What the exercise asks: Your task is to print the material below exactly as presented.

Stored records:
━━━━━━
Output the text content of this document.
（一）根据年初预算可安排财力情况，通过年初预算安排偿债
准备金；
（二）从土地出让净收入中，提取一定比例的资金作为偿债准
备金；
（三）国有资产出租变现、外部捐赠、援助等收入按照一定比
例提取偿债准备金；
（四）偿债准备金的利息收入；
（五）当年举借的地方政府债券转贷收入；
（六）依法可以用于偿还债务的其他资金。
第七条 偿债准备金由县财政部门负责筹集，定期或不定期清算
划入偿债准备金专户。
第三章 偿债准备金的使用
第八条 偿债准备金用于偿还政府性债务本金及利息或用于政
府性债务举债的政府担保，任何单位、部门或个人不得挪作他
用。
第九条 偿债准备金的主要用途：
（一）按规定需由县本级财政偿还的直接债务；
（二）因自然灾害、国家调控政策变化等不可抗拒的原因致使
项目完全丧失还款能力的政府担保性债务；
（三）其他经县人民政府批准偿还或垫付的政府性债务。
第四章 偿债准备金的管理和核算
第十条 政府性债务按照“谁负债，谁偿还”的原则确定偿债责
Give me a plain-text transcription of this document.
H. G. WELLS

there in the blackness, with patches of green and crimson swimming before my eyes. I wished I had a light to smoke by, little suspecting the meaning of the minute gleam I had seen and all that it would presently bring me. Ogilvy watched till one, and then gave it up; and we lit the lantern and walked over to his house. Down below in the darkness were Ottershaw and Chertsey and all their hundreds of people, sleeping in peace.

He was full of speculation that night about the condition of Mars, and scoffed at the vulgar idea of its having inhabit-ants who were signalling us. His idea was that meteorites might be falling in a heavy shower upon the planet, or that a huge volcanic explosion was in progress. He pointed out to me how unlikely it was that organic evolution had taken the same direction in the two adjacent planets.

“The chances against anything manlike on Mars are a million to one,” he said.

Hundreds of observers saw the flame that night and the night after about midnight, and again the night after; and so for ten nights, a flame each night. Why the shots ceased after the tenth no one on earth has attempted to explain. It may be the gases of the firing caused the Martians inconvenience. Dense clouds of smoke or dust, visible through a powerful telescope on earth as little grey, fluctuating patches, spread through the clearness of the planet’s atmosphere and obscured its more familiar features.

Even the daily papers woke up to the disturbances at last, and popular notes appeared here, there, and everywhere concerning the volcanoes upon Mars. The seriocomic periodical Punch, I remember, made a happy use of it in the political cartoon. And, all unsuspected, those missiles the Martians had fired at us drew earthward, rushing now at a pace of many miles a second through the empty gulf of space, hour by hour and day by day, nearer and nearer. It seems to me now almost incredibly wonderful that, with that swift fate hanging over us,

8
━━━━━━
Answer for this exercise:
Output the text content of this document.
（一）根据年初预算可安排财力情况，通过年初预算安排偿债
准备金；
（二）从土地出让净收入中，提取一定比例的资金作为偿债准
备金；
（三）国有资产出租变现、外部捐赠、援助等收入按照一定比
例提取偿债准备金；
（四）偿债准备金的利息收入；
（五）当年举借的地方政府债券转贷收入；
（六）依法可以用于偿还债务的其他资金。
第七条 偿债准备金由县财政部门负责筹集，定期或不定期清算
划入偿债准备金专户。
第三章 偿债准备金的使用
第八条 偿债准备金用于偿还政府性债务本金及利息或用于政
府性债务举债的政府担保，任何单位、部门或个人不得挪作他
用。
第九条 偿债准备金的主要用途：
（一）按规定需由县本级财政偿还的直接债务；
（二）因自然灾害、国家调控政策变化等不可抗拒的原因致使
项目完全丧失还款能力的政府担保性债务；
（三）其他经县人民政府批准偿还或垫付的政府性债务。
第四章 偿债准备金的管理和核算
第十条 政府性债务按照“谁负债，谁偿还”的原则确定偿债责
Give me a plain-text transcription of this document.
H. G. WELLS

there in the blackness, with patches of green and crimson swimming before my eyes. I wished I had a light to smoke by, little suspecting the meaning of the minute gleam I had seen and all that it would presently bring me. Ogilvy watched till one, and then gave it up; and we lit the lantern and walked over to his house. Down below in the darkness were Ottershaw and Chertsey and all their hundreds of people, sleeping in peace.

He was full of speculation that night about the condition of Mars, and scoffed at the vulgar idea of its having inhabit-ants who were signalling us. His idea was that meteorites might be falling in a heavy shower upon the planet, or that a huge volcanic explosion was in progress. He pointed out to me how unlikely it was that organic evolution had taken the same direction in the two adjacent planets.

“The chances against anything manlike on Mars are a million to one,” he said.

Hundreds of observers saw the flame that night and the night after about midnight, and again the night after; and so for ten nights, a flame each night. Why the shots ceased after the tenth no one on earth has attempted to explain. It may be the gases of the firing caused the Martians inconvenience. Dense clouds of smoke or dust, visible through a powerful telescope on earth as little grey, fluctuating patches, spread through the clearness of the planet’s atmosphere and obscured its more familiar features.

Even the daily papers woke up to the disturbances at last, and popular notes appeared here, there, and everywhere concerning the volcanoes upon Mars. The seriocomic periodical Punch, I remember, made a happy use of it in the political cartoon. And, all unsuspected, those missiles the Martians had fired at us drew earthward, rushing now at a pace of many miles a second through the empty gulf of space, hour by hour and day by day, nearer and nearer. It seems to me now almost incredibly wonderful that, with that swift fate hanging over us,

8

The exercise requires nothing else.